→ Exercise directions
Retype the tail of the data exactly, starting at the line containing "Extract all readable text from this page." and stopping at the last line.

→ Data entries
* * *

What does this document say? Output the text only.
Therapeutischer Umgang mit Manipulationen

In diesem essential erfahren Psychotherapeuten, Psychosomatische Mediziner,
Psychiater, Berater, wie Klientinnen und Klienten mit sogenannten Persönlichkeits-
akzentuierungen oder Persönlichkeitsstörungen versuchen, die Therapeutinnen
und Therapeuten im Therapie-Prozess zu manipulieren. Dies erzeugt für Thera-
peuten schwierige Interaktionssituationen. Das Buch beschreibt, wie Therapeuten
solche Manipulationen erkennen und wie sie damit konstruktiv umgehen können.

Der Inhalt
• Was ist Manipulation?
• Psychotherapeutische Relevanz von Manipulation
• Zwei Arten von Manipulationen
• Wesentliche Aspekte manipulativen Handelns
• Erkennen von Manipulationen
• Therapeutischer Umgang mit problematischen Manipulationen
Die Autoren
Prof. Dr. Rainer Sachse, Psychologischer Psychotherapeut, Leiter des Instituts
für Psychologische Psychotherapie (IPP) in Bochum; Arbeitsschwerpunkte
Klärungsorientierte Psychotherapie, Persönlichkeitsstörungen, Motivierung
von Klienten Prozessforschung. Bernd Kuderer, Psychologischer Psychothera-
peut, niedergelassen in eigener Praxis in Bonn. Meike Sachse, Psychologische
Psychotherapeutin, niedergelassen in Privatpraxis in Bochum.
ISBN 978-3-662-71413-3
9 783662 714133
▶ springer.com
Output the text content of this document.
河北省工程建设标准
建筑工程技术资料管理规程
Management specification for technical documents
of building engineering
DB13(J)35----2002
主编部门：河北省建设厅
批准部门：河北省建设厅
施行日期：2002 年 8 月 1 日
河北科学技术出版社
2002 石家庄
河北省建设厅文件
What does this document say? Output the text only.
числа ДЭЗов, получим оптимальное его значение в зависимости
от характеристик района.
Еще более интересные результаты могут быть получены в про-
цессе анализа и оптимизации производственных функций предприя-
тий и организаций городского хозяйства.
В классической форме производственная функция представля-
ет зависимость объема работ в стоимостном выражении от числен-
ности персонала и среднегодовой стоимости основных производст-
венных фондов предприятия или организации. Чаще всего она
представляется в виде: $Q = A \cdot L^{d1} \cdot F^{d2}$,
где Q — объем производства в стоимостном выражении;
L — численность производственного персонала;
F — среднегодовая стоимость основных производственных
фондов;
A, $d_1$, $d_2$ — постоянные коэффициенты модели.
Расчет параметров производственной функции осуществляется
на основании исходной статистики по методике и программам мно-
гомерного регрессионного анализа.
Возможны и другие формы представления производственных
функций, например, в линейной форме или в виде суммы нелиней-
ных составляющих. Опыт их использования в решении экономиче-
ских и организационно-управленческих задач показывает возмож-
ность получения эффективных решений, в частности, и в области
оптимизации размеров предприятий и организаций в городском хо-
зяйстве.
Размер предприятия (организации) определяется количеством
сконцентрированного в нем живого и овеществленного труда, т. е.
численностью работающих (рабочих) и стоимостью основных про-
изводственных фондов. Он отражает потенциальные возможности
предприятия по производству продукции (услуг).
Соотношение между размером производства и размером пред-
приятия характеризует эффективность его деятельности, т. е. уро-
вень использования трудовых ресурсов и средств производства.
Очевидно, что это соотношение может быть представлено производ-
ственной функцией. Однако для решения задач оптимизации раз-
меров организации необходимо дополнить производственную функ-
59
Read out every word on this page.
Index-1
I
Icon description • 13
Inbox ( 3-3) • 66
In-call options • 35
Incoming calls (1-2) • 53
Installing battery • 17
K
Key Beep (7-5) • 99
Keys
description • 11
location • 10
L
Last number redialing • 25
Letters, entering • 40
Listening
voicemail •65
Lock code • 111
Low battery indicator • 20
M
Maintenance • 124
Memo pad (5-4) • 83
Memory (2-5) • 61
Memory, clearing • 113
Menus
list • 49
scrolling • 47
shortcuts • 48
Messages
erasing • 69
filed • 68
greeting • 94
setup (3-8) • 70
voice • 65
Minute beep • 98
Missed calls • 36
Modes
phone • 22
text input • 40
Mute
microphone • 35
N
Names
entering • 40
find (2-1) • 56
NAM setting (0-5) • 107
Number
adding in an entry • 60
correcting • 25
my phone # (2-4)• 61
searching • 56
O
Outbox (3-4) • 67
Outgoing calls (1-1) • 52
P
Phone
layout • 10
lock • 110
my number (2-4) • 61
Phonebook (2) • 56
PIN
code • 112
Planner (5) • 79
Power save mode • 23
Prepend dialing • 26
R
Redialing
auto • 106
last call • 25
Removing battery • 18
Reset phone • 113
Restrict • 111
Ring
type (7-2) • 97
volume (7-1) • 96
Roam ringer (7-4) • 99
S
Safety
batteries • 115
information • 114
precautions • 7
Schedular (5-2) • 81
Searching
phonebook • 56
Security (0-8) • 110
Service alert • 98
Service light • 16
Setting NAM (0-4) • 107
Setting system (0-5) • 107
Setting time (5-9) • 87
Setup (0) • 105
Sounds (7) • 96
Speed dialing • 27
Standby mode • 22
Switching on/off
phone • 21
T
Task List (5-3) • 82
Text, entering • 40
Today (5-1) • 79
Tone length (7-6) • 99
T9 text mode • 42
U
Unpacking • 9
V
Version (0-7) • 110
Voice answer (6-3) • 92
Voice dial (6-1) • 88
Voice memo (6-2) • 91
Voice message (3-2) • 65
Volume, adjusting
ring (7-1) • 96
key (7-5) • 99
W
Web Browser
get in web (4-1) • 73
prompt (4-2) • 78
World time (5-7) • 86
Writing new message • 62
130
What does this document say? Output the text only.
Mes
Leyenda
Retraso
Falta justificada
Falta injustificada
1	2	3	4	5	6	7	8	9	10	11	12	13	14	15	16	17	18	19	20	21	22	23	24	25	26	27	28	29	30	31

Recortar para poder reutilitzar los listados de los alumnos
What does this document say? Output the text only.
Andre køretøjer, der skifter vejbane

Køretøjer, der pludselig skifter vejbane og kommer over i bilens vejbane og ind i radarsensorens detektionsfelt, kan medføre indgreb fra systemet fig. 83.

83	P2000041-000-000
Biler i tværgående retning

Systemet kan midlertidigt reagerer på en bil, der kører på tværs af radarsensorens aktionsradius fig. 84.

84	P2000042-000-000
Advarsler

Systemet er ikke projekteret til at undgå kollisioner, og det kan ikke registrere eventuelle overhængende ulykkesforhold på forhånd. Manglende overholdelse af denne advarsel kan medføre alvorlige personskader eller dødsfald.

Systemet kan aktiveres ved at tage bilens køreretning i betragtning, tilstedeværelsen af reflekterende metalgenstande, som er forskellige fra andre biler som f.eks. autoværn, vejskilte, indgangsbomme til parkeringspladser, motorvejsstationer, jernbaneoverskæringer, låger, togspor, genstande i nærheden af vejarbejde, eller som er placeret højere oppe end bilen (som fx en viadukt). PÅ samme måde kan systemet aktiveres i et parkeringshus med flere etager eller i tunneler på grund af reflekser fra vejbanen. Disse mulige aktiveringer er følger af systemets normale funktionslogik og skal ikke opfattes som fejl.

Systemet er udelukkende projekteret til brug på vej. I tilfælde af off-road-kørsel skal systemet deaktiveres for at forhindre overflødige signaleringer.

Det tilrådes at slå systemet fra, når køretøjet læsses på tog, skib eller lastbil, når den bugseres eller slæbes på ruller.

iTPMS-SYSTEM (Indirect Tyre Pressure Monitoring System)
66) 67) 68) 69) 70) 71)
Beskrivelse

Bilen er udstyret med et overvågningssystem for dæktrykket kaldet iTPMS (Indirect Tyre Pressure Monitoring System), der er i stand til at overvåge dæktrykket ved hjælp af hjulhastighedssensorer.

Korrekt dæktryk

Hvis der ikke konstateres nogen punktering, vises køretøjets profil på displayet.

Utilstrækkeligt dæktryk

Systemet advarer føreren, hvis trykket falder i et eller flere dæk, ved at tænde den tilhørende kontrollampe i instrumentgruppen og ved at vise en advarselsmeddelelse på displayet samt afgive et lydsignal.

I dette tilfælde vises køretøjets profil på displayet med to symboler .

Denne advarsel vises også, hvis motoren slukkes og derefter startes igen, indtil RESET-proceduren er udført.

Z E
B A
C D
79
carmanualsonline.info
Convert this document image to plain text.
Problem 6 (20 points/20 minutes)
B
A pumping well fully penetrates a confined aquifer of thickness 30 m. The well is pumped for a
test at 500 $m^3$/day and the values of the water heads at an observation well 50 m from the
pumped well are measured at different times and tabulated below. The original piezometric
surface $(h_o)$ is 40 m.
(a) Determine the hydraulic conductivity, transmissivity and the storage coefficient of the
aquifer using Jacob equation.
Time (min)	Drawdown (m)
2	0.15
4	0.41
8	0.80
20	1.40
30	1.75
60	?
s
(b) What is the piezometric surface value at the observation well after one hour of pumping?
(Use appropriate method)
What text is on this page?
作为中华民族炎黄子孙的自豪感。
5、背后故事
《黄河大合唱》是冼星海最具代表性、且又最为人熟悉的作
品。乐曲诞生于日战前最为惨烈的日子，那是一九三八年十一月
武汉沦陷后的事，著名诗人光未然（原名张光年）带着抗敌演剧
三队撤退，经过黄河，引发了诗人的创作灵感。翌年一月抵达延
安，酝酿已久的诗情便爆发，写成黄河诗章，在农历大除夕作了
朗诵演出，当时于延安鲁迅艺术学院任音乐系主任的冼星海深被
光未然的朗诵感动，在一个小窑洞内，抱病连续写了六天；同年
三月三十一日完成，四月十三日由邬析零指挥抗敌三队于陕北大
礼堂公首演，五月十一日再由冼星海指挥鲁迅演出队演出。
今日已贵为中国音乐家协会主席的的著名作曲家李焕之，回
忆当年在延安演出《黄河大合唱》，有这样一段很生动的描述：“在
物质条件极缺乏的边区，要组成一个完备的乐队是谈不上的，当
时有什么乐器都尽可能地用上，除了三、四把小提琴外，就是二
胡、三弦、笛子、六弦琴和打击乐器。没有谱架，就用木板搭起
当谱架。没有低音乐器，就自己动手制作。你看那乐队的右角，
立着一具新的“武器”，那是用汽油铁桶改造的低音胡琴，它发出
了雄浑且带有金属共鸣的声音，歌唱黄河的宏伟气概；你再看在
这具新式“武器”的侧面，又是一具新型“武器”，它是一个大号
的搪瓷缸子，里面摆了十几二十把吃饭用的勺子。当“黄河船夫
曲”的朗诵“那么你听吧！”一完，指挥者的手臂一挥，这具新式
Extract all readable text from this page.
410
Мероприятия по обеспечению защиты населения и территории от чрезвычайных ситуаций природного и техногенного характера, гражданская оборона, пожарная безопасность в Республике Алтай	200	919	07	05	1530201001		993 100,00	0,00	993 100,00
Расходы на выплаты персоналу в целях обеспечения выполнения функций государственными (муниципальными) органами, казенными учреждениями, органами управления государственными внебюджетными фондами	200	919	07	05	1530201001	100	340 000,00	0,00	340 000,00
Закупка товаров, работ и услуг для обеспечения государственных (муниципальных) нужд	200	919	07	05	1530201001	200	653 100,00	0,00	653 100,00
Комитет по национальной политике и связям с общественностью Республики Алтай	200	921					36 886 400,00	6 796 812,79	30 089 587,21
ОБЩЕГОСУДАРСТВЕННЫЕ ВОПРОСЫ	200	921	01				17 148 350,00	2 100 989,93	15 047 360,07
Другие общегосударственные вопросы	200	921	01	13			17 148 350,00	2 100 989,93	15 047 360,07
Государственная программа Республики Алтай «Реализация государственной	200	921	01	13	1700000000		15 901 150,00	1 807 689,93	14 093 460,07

* * *

→ The solution
Extract all readable text from this page.
410
Мероприятия по обеспечению защиты населения и территории от чрезвычайных ситуаций природного и техногенного характера, гражданская оборона, пожарная безопасность в Республике Алтай	200	919	07	05	1530201001		993 100,00	0,00	993 100,00
Расходы на выплаты персоналу в целях обеспечения выполнения функций государственными (муниципальными) органами, казенными учреждениями, органами управления государственными внебюджетными фондами	200	919	07	05	1530201001	100	340 000,00	0,00	340 000,00
Закупка товаров, работ и услуг для обеспечения государственных (муниципальных) нужд	200	919	07	05	1530201001	200	653 100,00	0,00	653 100,00
Комитет по национальной политике и связям с общественностью Республики Алтай	200	921					36 886 400,00	6 796 812,79	30 089 587,21
ОБЩЕГОСУДАРСТВЕННЫЕ ВОПРОСЫ	200	921	01				17 148 350,00	2 100 989,93	15 047 360,07
Другие общегосударственные вопросы	200	921	01	13			17 148 350,00	2 100 989,93	15 047 360,07
Государственная программа Республики Алтай «Реализация государственной	200	921	01	13	1700000000		15 901 150,00	1 807 689,93	14 093 460,07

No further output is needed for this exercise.